__The task__. Check each line of the material. Copy those containing "change".

--- start of Data shown ---

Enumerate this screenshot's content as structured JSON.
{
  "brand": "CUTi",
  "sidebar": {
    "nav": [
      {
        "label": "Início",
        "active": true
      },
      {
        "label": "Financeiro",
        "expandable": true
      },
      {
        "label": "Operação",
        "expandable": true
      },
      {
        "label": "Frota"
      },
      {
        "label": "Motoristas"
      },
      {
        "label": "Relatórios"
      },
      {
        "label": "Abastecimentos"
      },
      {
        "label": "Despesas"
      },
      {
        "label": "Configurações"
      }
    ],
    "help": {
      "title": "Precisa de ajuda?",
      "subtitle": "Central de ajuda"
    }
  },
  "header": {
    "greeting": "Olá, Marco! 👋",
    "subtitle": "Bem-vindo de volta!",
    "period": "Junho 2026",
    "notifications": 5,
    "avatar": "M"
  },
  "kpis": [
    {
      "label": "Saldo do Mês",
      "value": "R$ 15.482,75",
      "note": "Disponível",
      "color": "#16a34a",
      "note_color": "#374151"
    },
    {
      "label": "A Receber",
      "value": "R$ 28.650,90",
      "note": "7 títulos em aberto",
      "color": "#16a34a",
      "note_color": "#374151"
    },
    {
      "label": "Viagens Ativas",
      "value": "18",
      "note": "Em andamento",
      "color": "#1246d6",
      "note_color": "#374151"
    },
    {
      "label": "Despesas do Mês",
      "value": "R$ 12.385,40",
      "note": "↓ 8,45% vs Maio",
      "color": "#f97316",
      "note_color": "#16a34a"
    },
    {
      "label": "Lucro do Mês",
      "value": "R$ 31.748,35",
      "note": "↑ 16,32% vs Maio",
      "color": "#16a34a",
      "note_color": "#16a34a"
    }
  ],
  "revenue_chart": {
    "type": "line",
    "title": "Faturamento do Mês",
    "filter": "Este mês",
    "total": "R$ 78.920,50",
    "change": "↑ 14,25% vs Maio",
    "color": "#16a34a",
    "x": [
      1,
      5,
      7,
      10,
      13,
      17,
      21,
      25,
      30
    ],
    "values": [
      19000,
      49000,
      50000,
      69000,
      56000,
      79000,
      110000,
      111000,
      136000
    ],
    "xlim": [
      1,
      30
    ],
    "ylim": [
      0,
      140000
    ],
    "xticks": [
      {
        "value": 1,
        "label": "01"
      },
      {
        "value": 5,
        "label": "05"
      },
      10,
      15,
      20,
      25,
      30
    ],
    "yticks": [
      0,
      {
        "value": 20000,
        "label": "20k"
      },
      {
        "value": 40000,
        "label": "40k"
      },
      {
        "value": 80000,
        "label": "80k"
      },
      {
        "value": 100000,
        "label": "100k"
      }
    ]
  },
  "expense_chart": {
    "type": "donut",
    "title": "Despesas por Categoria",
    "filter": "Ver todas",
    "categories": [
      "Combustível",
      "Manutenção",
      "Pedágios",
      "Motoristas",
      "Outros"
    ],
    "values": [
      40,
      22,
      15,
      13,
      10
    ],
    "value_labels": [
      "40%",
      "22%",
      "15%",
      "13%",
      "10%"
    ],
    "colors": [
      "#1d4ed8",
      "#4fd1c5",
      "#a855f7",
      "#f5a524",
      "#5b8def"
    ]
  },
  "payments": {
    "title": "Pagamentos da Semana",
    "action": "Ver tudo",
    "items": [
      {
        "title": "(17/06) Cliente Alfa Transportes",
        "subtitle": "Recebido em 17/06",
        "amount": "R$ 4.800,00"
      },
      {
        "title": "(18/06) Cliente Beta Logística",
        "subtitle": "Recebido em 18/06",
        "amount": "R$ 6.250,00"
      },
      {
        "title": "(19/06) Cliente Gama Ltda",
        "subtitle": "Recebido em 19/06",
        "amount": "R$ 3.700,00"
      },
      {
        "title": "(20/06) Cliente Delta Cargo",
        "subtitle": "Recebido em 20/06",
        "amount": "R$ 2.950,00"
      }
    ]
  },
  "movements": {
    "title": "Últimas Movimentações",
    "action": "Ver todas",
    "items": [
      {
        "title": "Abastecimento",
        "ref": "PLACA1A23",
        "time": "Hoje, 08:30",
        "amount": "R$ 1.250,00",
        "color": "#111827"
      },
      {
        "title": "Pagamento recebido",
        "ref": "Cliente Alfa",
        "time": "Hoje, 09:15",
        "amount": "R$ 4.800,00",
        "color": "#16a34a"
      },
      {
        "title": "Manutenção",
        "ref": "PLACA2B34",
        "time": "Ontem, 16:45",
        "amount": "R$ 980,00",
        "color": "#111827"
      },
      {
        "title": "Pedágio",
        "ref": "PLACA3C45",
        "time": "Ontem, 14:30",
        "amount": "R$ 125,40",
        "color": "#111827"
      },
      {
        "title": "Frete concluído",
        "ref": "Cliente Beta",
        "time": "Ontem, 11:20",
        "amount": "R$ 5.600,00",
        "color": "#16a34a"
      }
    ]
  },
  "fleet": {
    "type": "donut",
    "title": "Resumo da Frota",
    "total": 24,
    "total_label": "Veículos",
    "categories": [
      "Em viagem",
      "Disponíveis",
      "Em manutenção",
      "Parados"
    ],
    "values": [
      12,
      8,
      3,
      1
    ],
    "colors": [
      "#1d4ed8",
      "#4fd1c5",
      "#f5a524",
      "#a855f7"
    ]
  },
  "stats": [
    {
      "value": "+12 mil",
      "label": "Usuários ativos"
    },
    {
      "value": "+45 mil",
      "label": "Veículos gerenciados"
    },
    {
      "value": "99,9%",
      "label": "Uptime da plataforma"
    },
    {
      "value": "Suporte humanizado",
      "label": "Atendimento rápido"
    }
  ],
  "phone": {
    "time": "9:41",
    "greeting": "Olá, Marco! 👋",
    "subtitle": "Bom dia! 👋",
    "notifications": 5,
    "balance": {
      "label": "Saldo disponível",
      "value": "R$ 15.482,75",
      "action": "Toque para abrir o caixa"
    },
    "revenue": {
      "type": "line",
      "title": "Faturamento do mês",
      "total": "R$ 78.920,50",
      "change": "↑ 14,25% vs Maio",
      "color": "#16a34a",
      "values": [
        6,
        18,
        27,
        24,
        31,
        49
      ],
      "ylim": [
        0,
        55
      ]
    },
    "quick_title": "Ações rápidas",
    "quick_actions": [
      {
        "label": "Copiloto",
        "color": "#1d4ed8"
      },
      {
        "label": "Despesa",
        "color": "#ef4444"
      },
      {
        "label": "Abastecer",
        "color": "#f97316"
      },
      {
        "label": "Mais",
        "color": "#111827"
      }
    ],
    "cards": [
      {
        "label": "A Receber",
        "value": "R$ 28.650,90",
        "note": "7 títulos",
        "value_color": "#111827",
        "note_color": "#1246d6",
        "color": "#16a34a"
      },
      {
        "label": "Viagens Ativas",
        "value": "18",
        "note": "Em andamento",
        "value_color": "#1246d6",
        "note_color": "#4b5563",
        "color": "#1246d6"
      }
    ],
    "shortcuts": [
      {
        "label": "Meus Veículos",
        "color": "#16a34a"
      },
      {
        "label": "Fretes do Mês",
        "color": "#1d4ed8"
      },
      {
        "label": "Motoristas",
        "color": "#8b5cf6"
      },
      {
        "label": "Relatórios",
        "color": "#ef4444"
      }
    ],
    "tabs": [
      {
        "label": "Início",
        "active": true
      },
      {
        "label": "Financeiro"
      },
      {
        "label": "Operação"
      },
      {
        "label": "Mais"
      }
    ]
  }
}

--- end of Data shown ---

__Response to this task__.
    "change": "↑ 14,25% vs Maio",
      "change": "↑ 14,25% vs Maio",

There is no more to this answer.